→ WRITTEN PROBLEM: Return all the entries exactly, keeping pictures out.

→ STORED ROWS:
—————

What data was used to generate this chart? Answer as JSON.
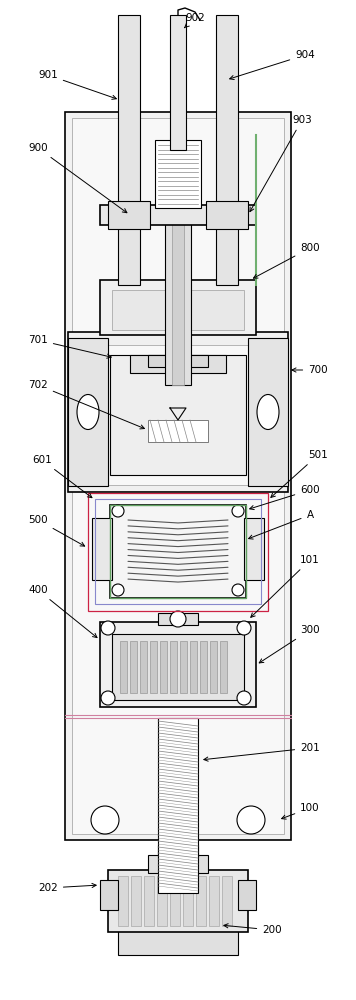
{
  "bg_color": "#ffffff",
  "lc": "#000000",
  "gray1": "#e8e8e8",
  "gray2": "#d0d0d0",
  "gray3": "#c0c0c0",
  "gray4": "#b0b0b0",
  "pink": "#d4a0a0",
  "green": "#80b880",
  "blue_dashed": "#8080c0",
  "label_fs": 7.5
}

—————

→ SOLUTION FOR THIS TASK:
What data was used to generate this chart? Answer as JSON.
{
  "bg_color": "#ffffff",
  "lc": "#000000",
  "gray1": "#e8e8e8",
  "gray2": "#d0d0d0",
  "gray3": "#c0c0c0",
  "gray4": "#b0b0b0",
  "pink": "#d4a0a0",
  "green": "#80b880",
  "blue_dashed": "#8080c0",
  "label_fs": 7.5
}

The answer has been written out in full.